§ **PROBLEM DESCRIPTION**: Lines that contain the string "title" are to be copied; leave out all others.

--------------------------------------------------

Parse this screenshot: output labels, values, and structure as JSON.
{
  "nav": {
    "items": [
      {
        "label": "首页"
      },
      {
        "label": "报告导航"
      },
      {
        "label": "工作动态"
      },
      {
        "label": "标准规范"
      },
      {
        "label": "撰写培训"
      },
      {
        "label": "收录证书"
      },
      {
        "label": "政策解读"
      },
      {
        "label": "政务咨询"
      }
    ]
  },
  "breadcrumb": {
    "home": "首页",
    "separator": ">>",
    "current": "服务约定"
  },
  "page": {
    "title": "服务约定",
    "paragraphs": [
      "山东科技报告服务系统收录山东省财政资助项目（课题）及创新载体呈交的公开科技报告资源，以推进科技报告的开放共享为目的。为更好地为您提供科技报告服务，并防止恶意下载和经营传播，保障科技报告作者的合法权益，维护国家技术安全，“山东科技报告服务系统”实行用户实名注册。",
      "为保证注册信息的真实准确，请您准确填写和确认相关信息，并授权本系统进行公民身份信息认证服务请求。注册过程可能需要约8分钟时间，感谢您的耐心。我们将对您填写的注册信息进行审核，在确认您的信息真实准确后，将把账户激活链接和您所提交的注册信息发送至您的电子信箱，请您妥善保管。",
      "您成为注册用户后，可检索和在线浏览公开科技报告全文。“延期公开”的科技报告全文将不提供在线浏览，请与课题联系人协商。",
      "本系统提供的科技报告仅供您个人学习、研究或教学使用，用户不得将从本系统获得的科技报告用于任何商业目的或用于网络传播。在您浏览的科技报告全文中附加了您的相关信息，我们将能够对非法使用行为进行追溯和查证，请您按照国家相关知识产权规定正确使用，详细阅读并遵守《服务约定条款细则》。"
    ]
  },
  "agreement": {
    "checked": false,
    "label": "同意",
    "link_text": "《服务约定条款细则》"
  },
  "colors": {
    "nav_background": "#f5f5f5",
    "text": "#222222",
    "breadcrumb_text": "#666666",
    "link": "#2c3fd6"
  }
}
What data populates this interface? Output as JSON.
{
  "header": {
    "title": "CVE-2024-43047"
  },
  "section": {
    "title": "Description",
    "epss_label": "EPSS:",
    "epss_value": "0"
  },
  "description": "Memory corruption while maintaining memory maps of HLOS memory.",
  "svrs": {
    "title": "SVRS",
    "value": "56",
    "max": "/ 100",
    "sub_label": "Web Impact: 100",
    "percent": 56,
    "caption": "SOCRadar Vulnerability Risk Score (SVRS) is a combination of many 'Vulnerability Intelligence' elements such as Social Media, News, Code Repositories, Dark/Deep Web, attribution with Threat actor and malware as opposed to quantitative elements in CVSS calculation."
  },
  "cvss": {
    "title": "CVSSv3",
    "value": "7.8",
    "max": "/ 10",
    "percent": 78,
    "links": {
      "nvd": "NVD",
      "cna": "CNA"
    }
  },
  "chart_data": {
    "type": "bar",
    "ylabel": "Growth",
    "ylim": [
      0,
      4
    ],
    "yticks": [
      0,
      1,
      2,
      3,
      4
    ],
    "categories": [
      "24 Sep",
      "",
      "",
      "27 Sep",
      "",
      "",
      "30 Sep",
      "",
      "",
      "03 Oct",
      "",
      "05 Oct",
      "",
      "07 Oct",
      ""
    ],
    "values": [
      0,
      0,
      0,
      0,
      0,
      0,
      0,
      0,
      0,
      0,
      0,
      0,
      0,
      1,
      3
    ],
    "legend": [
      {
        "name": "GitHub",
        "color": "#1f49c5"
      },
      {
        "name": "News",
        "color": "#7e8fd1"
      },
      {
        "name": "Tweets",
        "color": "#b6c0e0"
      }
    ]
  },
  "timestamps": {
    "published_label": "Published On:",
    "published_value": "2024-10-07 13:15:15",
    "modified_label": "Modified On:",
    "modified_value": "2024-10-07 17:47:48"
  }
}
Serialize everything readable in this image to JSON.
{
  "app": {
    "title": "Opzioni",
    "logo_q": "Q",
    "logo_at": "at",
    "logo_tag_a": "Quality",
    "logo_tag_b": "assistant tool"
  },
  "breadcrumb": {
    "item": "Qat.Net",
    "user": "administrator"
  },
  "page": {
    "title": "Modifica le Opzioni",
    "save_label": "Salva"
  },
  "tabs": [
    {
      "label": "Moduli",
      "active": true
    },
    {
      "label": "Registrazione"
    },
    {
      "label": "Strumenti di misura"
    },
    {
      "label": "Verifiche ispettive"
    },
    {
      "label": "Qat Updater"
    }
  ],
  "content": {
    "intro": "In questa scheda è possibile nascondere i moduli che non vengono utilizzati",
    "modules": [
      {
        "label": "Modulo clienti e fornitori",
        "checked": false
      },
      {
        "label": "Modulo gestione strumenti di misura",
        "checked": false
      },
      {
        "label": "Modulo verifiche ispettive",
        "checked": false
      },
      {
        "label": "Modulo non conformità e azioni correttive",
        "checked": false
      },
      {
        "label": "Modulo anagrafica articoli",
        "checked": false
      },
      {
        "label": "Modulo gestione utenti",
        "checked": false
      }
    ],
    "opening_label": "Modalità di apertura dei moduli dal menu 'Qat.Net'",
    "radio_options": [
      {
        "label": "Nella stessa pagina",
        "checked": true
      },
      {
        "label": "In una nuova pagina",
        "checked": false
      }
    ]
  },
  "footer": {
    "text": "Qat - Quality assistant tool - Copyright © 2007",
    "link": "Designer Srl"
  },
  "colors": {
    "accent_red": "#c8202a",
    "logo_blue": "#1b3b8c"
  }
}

--------------------------------------------------

§ **WRITTEN REPLY**:
    "title": "服务约定",
    "title": "CVE-2024-43047"
    "title": "Description",
    "title": "SVRS",
    "title": "CVSSv3",
    "title": "Opzioni",
    "title": "Modifica le Opzioni",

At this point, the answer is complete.